Collected data:
★ ★ ★ ★ ★ ★ ★

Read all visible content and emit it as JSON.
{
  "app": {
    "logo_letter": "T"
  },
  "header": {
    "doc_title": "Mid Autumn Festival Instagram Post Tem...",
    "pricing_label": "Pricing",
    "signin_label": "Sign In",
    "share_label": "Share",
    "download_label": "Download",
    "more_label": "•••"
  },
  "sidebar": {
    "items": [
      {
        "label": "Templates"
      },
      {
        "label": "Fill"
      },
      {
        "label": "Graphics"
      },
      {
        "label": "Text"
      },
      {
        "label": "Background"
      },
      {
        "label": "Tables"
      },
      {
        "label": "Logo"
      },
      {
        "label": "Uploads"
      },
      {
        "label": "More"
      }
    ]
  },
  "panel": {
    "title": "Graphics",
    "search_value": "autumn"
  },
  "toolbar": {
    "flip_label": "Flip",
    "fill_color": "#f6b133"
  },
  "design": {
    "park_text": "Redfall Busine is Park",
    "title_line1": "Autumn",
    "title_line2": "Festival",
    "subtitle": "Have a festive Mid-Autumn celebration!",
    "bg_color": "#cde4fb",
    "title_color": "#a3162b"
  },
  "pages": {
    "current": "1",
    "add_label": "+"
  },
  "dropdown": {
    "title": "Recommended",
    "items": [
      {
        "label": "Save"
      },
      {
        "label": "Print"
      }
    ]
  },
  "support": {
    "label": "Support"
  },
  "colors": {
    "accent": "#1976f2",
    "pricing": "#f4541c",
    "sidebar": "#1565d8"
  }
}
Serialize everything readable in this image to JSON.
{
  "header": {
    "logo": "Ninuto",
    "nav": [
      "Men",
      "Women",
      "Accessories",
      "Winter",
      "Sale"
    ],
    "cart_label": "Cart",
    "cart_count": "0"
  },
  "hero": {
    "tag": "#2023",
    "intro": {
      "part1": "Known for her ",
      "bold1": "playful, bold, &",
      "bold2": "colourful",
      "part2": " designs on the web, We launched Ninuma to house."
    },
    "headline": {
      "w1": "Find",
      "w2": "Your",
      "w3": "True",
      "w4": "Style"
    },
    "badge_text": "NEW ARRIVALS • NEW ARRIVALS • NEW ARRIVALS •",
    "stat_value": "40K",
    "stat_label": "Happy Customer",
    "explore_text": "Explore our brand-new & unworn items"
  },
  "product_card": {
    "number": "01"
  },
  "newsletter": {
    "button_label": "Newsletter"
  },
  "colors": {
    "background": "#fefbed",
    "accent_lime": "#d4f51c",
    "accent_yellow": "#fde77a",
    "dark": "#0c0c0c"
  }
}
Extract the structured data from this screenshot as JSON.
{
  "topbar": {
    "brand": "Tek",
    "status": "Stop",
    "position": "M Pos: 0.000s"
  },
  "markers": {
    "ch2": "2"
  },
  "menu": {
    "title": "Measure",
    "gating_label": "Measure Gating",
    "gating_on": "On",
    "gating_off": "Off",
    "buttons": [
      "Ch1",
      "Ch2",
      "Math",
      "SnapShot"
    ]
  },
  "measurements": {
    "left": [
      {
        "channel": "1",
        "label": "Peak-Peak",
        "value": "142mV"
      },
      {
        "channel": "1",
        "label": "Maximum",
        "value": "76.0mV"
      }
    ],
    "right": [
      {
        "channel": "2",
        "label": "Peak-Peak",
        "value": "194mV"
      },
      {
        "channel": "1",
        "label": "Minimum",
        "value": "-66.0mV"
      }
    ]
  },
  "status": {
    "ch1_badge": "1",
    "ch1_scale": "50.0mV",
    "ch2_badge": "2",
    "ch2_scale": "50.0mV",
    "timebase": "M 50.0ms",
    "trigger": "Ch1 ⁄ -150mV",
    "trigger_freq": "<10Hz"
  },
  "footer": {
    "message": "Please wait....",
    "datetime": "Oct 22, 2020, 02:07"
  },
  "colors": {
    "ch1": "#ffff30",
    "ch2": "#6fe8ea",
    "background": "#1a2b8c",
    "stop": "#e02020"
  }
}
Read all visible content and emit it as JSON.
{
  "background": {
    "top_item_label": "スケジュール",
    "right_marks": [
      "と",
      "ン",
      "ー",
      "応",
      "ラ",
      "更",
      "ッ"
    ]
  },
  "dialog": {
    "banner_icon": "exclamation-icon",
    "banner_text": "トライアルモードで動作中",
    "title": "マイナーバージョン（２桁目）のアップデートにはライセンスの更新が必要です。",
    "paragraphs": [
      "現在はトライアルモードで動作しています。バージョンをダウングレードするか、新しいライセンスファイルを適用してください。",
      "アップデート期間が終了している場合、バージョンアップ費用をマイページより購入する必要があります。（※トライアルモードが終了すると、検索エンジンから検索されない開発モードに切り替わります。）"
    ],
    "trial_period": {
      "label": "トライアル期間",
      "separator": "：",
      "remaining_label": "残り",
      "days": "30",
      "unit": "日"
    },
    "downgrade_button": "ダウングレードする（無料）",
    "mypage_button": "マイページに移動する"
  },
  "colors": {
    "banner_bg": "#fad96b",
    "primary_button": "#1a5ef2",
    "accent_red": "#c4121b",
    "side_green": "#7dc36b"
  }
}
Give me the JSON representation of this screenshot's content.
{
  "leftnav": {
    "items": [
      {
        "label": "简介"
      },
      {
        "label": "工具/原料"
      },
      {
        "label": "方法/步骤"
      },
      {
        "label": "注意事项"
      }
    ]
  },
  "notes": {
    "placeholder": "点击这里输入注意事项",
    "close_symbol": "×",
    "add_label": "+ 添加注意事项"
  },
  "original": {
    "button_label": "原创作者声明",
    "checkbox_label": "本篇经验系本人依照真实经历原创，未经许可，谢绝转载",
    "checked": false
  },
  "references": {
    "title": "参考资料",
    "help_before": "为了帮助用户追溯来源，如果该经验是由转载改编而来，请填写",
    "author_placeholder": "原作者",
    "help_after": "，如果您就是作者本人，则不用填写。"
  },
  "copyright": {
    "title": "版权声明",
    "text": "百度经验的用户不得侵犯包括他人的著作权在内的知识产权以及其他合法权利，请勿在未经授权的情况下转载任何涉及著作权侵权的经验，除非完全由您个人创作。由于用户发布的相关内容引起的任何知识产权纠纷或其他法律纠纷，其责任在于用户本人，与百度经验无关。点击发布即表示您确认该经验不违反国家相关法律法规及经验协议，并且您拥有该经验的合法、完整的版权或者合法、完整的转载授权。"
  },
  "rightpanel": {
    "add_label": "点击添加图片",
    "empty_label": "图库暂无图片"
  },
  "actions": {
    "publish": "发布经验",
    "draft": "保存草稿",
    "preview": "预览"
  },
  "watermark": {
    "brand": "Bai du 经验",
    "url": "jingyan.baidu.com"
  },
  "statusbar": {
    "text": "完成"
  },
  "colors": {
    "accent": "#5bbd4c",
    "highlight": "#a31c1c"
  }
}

★ ★ ★ ★ ★ ★ ★

_Set task:_ Look over the listing. Pull out every line with the string "screenshot" in it.

_Task result:_
Extract the structured data from this screenshot as JSON.
Give me the JSON representation of this screenshot's content.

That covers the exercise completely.